= WHAT TO PRODUCE =
Convert the lines from the first one through the line holding "violin-g-mean-marker — [605, 204, 609, 210]", inclusive, into a JSON list of strings with one string per line, omitting blank lines.

= RECORDS SUPPLIED =
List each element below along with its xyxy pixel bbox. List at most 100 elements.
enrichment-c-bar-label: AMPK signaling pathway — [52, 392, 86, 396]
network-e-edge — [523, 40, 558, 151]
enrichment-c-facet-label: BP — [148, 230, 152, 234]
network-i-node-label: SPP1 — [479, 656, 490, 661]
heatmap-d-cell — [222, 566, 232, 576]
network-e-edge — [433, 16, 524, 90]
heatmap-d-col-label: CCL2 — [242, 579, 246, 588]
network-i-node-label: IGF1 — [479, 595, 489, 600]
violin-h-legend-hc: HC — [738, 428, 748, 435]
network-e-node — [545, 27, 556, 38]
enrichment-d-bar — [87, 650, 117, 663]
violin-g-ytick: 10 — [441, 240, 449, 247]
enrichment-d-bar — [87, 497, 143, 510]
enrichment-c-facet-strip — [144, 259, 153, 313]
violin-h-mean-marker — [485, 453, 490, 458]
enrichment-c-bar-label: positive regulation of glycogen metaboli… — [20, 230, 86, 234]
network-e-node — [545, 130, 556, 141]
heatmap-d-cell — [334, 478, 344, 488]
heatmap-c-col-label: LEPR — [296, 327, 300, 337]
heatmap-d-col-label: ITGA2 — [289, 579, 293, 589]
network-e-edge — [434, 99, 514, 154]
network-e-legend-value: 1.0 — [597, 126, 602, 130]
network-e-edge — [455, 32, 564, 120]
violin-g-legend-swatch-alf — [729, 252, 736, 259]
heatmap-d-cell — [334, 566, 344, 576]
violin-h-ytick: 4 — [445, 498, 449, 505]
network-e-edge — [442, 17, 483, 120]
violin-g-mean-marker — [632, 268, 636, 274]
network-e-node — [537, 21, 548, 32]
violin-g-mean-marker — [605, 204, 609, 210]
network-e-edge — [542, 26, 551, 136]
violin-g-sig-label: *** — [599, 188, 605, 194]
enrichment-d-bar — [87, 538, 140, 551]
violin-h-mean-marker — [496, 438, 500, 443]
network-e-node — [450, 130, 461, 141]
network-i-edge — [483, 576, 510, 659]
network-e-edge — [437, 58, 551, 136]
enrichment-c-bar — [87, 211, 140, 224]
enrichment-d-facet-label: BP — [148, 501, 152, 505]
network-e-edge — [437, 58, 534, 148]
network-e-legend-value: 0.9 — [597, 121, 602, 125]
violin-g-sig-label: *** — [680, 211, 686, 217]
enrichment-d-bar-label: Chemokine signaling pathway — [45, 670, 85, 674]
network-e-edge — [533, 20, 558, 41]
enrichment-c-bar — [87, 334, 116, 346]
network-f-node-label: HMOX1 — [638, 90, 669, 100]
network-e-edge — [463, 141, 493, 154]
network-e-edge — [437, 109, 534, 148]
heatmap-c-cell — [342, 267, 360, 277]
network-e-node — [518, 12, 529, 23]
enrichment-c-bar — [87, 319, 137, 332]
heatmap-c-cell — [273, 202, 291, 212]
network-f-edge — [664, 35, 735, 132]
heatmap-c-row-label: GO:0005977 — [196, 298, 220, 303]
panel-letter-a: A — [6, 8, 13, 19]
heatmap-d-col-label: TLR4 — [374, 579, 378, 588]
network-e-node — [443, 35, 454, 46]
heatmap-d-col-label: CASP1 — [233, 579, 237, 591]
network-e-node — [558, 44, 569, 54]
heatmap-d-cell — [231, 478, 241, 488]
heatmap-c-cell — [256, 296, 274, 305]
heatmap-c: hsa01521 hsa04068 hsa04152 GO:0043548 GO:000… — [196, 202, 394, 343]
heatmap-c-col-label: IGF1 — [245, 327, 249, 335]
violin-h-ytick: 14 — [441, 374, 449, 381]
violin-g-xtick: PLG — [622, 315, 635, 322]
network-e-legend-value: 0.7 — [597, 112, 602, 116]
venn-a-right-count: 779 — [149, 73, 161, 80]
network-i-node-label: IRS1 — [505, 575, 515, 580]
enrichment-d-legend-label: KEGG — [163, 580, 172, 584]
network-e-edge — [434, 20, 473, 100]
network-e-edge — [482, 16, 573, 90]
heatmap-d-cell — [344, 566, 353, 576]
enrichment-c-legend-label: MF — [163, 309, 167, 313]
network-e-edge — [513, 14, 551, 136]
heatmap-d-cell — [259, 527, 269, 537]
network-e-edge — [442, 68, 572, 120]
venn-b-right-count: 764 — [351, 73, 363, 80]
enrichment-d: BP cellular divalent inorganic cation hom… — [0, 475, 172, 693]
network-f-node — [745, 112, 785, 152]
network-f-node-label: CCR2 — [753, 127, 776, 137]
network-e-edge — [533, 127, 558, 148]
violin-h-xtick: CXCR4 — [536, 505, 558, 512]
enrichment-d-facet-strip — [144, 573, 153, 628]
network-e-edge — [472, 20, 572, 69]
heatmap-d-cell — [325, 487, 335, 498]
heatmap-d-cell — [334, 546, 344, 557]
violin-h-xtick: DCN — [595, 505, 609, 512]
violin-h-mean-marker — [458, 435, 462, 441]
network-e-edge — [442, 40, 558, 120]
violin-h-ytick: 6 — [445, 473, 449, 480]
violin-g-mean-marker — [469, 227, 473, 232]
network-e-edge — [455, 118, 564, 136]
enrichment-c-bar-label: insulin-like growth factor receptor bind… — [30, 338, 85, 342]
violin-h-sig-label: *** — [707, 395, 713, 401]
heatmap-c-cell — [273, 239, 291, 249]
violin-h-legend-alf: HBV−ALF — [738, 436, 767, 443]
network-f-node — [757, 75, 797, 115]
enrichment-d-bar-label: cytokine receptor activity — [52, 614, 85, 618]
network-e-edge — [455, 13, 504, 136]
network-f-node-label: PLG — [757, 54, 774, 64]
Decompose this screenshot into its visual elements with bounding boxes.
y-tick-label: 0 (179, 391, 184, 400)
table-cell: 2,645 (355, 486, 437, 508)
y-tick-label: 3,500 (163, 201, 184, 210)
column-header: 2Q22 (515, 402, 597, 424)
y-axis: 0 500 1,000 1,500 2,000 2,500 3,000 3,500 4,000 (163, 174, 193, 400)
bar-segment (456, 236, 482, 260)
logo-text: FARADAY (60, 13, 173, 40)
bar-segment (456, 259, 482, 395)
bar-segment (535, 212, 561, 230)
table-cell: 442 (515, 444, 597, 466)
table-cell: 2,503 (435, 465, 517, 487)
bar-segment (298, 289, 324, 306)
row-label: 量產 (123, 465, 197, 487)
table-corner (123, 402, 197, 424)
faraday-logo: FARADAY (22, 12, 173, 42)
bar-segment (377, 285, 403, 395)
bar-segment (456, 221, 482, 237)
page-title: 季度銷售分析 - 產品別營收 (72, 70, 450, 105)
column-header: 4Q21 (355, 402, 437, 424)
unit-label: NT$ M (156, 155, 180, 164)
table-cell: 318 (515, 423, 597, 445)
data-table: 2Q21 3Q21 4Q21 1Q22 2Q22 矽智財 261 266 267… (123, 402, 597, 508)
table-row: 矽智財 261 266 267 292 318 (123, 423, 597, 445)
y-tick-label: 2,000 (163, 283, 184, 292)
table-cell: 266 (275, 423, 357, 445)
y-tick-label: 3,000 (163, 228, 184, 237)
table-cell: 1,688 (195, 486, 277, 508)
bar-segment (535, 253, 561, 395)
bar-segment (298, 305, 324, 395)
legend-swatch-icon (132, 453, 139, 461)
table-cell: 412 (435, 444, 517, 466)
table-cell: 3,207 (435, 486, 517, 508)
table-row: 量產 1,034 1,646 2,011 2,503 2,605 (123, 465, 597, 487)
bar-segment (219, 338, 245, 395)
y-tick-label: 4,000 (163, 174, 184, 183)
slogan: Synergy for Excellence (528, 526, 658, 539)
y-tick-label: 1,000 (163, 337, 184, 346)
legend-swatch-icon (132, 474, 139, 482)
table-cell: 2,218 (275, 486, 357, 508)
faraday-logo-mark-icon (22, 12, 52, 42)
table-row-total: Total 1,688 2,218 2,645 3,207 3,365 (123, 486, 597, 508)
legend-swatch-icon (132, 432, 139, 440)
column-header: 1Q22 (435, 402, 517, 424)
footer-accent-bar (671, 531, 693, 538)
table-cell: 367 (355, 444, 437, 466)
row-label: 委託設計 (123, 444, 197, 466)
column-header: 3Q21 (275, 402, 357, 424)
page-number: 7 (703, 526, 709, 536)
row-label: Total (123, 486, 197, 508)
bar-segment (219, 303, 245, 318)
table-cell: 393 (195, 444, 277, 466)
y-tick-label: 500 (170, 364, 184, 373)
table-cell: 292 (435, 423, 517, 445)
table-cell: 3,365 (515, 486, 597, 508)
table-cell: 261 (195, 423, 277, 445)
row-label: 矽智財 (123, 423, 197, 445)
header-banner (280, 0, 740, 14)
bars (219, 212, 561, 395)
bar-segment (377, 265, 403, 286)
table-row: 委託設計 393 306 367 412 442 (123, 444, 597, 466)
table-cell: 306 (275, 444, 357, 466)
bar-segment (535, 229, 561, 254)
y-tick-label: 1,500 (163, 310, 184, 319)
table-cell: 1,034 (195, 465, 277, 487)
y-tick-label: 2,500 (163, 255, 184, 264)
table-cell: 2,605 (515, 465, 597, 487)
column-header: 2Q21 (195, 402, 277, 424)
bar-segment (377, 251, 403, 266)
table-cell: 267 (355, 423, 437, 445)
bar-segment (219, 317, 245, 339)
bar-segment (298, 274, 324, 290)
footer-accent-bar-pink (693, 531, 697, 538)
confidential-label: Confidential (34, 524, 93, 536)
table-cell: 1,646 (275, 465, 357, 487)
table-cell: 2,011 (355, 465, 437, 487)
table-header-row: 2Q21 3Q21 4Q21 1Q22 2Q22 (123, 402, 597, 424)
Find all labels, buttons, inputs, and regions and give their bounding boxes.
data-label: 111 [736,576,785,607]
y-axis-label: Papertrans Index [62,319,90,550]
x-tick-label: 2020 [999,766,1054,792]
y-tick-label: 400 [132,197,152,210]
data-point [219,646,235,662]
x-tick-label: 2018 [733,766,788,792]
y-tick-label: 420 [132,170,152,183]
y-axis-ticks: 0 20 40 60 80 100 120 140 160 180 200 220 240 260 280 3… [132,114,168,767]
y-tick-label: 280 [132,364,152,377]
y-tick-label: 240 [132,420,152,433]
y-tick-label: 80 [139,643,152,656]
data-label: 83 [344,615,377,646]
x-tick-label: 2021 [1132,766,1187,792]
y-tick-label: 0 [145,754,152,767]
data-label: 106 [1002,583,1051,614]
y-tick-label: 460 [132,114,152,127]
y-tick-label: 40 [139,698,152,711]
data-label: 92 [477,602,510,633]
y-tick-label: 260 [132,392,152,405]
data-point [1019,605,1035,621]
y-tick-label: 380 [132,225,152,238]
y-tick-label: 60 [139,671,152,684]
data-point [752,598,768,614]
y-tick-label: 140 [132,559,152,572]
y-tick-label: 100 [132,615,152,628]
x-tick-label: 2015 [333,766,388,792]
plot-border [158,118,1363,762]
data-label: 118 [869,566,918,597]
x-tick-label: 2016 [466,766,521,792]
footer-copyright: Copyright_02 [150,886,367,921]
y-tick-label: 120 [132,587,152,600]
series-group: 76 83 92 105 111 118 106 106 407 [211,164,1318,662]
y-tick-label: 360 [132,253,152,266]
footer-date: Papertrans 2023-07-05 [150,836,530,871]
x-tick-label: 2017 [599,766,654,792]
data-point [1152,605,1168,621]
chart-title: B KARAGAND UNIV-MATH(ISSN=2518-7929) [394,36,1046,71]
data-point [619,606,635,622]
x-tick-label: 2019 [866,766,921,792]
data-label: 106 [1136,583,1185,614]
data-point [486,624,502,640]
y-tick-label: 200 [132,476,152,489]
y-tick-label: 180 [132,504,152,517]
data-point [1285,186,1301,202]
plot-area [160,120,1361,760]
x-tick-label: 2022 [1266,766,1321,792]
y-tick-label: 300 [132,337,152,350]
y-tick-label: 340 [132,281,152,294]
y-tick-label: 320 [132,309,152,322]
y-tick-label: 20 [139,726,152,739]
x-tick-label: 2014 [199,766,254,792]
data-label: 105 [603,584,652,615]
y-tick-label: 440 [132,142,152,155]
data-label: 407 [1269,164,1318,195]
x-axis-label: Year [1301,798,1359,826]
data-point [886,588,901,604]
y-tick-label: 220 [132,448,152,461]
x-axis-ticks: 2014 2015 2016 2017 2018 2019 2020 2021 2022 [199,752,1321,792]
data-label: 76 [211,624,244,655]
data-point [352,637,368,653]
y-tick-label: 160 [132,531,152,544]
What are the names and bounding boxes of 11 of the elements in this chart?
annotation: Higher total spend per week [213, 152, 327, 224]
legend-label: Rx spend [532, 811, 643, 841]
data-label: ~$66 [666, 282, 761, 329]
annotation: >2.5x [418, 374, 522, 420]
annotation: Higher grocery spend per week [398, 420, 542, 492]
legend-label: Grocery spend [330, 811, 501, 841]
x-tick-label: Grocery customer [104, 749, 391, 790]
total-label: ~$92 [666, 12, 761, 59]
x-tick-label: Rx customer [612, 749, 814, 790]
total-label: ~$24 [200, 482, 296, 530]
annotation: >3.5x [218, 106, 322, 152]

= OUTPUT OF THE EXERCISE =
[
  "List each element below along with its xyxy pixel bbox. List at most 100 elements.",
  "enrichment-c-bar-label: AMPK signaling pathway — [52, 392, 86, 396]",
  "network-e-edge — [523, 40, 558, 151]",
  "enrichment-c-facet-label: BP — [148, 230, 152, 234]",
  "network-i-node-label: SPP1 — [479, 656, 490, 661]",
  "heatmap-d-cell — [222, 566, 232, 576]",
  "network-e-edge — [433, 16, 524, 90]",
  "heatmap-d-col-label: CCL2 — [242, 579, 246, 588]",
  "network-i-node-label: IGF1 — [479, 595, 489, 600]",
  "violin-h-legend-hc: HC — [738, 428, 748, 435]",
  "network-e-node — [545, 27, 556, 38]",
  "enrichment-d-bar — [87, 650, 117, 663]",
  "violin-g-ytick: 10 — [441, 240, 449, 247]",
  "enrichment-d-bar — [87, 497, 143, 510]",
  "enrichment-c-facet-strip — [144, 259, 153, 313]",
  "violin-h-mean-marker — [485, 453, 490, 458]",
  "enrichment-c-bar-label: positive regulation of glycogen metaboli… — [20, 230, 86, 234]",
  "network-e-node — [545, 130, 556, 141]",
  "heatmap-d-cell — [334, 478, 344, 488]",
  "heatmap-c-col-label: LEPR — [296, 327, 300, 337]",
  "heatmap-d-col-label: ITGA2 — [289, 579, 293, 589]",
  "network-e-edge — [434, 99, 514, 154]",
  "network-e-legend-value: 1.0 — [597, 126, 602, 130]",
  "network-e-edge — [455, 32, 564, 120]",
  "violin-g-legend-swatch-alf — [729, 252, 736, 259]",
  "heatmap-d-cell — [334, 566, 344, 576]",
  "violin-h-ytick: 4 — [445, 498, 449, 505]",
  "network-e-edge — [442, 17, 483, 120]",
  "violin-g-mean-marker — [632, 268, 636, 274]",
  "network-e-node — [537, 21, 548, 32]",
  "violin-g-mean-marker — [605, 204, 609, 210]"
]